DO THIS: Pictures do not belong in your copy. Repeat all the other data exactly.

STORED ROWS:
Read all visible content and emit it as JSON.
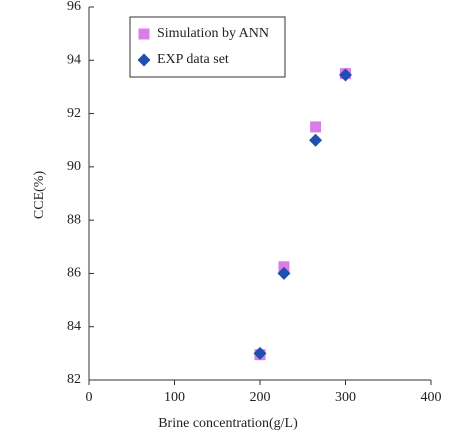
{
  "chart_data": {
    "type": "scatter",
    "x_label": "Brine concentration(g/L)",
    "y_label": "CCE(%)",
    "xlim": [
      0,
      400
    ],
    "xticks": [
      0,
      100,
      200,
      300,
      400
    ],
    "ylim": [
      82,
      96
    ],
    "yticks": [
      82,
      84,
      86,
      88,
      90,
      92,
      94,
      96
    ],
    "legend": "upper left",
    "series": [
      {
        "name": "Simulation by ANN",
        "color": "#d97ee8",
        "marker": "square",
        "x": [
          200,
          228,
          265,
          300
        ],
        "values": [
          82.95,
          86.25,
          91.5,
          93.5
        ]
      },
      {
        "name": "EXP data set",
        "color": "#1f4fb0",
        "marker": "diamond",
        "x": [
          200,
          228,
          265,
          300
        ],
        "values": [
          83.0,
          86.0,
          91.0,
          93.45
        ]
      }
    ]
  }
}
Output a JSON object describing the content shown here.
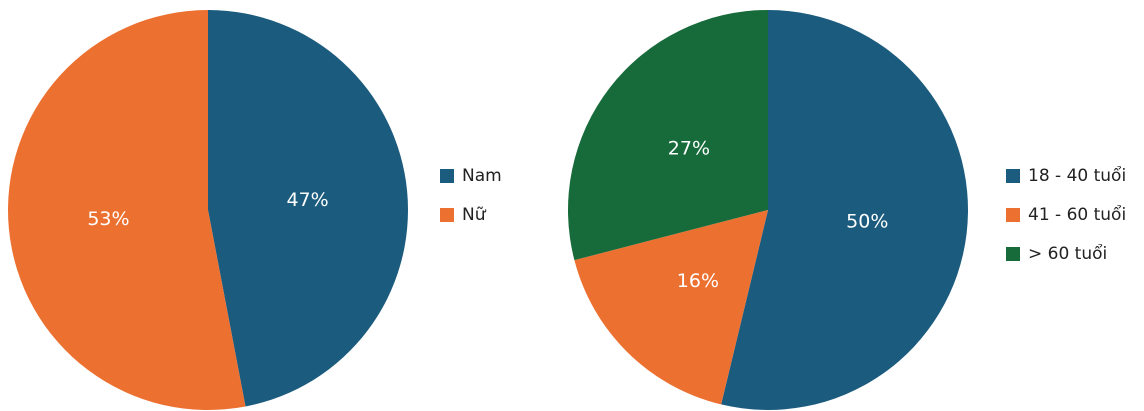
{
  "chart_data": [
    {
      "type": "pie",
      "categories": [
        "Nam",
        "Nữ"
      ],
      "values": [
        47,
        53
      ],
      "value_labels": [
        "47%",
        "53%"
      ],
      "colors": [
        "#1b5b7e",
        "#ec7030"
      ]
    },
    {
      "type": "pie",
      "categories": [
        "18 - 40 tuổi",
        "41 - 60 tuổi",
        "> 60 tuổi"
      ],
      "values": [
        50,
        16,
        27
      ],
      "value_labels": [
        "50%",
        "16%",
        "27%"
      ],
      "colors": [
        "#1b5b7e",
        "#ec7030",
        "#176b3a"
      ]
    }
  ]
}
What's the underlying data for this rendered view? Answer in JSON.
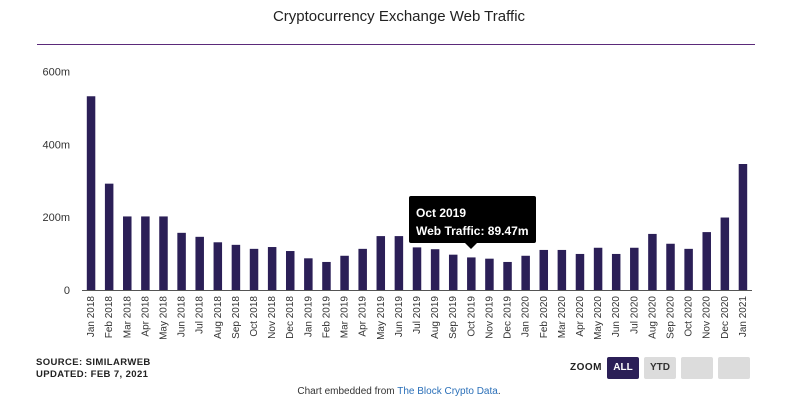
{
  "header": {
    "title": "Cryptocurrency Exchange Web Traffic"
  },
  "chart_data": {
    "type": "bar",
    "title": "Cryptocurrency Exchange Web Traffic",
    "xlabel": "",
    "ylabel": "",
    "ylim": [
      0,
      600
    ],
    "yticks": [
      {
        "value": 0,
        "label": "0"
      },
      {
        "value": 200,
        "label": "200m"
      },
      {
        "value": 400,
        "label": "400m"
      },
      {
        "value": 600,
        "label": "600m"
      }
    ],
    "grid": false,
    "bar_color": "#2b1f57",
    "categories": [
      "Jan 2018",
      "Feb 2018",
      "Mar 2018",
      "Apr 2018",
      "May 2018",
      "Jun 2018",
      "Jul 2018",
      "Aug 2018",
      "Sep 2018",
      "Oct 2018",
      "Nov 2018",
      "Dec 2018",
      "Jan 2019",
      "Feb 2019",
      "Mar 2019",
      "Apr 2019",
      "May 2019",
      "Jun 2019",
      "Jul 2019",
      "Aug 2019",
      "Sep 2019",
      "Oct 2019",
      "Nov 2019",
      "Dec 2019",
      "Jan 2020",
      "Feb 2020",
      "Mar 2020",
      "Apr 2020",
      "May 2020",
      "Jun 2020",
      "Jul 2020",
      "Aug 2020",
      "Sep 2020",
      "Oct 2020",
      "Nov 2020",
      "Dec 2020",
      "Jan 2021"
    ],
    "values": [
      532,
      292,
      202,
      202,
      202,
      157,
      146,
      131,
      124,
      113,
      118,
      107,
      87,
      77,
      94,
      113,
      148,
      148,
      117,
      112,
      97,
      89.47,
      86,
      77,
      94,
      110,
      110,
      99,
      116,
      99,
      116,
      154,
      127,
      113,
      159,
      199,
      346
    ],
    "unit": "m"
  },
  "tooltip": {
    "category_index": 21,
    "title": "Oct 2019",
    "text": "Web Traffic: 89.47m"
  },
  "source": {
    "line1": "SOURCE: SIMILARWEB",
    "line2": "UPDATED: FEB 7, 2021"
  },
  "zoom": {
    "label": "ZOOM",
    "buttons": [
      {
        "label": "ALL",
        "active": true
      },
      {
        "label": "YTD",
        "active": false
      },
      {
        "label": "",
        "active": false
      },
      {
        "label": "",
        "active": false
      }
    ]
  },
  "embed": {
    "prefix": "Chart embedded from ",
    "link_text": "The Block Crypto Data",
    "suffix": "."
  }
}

RESULT BELOW:
Read all visible content and emit it as JSON.
{
  "chart_data": {
    "type": "scatter",
    "x_label": "Brine concentration(g/L)",
    "y_label": "CCE(%)",
    "xlim": [
      0,
      400
    ],
    "xticks": [
      0,
      100,
      200,
      300,
      400
    ],
    "ylim": [
      82,
      96
    ],
    "yticks": [
      82,
      84,
      86,
      88,
      90,
      92,
      94,
      96
    ],
    "legend": "upper left",
    "series": [
      {
        "name": "Simulation by ANN",
        "color": "#d97ee8",
        "marker": "square",
        "x": [
          200,
          228,
          265,
          300
        ],
        "values": [
          82.95,
          86.25,
          91.5,
          93.5
        ]
      },
      {
        "name": "EXP data set",
        "color": "#1f4fb0",
        "marker": "diamond",
        "x": [
          200,
          228,
          265,
          300
        ],
        "values": [
          83.0,
          86.0,
          91.0,
          93.45
        ]
      }
    ]
  }
}
Output a JSON object describing the content shown here.
{
  "chart_data": [
    {
      "type": "pie",
      "categories": [
        "Nam",
        "Nữ"
      ],
      "values": [
        47,
        53
      ],
      "value_labels": [
        "47%",
        "53%"
      ],
      "colors": [
        "#1b5b7e",
        "#ec7030"
      ]
    },
    {
      "type": "pie",
      "categories": [
        "18 - 40 tuổi",
        "41 - 60 tuổi",
        "> 60 tuổi"
      ],
      "values": [
        50,
        16,
        27
      ],
      "value_labels": [
        "50%",
        "16%",
        "27%"
      ],
      "colors": [
        "#1b5b7e",
        "#ec7030",
        "#176b3a"
      ]
    }
  ]
}
What's the underlying data for this rendered view? Answer in JSON.
{
  "header": {
    "title": "Cryptocurrency Exchange Web Traffic"
  },
  "chart_data": {
    "type": "bar",
    "title": "Cryptocurrency Exchange Web Traffic",
    "xlabel": "",
    "ylabel": "",
    "ylim": [
      0,
      600
    ],
    "yticks": [
      {
        "value": 0,
        "label": "0"
      },
      {
        "value": 200,
        "label": "200m"
      },
      {
        "value": 400,
        "label": "400m"
      },
      {
        "value": 600,
        "label": "600m"
      }
    ],
    "grid": false,
    "bar_color": "#2b1f57",
    "categories": [
      "Jan 2018",
      "Feb 2018",
      "Mar 2018",
      "Apr 2018",
      "May 2018",
      "Jun 2018",
      "Jul 2018",
      "Aug 2018",
      "Sep 2018",
      "Oct 2018",
      "Nov 2018",
      "Dec 2018",
      "Jan 2019",
      "Feb 2019",
      "Mar 2019",
      "Apr 2019",
      "May 2019",
      "Jun 2019",
      "Jul 2019",
      "Aug 2019",
      "Sep 2019",
      "Oct 2019",
      "Nov 2019",
      "Dec 2019",
      "Jan 2020",
      "Feb 2020",
      "Mar 2020",
      "Apr 2020",
      "May 2020",
      "Jun 2020",
      "Jul 2020",
      "Aug 2020",
      "Sep 2020",
      "Oct 2020",
      "Nov 2020",
      "Dec 2020",
      "Jan 2021"
    ],
    "values": [
      532,
      292,
      202,
      202,
      202,
      157,
      146,
      131,
      124,
      113,
      118,
      107,
      87,
      77,
      94,
      113,
      148,
      148,
      117,
      112,
      97,
      89.47,
      86,
      77,
      94,
      110,
      110,
      99,
      116,
      99,
      116,
      154,
      127,
      113,
      159,
      199,
      346
    ],
    "unit": "m"
  },
  "tooltip": {
    "category_index": 21,
    "title": "Oct 2019",
    "text": "Web Traffic: 89.47m"
  },
  "source": {
    "line1": "SOURCE: SIMILARWEB",
    "line2": "UPDATED: FEB 7, 2021"
  },
  "zoom": {
    "label": "ZOOM",
    "buttons": [
      {
        "label": "ALL",
        "active": true
      },
      {
        "label": "YTD",
        "active": false
      },
      {
        "label": "",
        "active": false
      },
      {
        "label": "",
        "active": false
      }
    ]
  },
  "embed": {
    "prefix": "Chart embedded from ",
    "link_text": "The Block Crypto Data",
    "suffix": "."
  }
}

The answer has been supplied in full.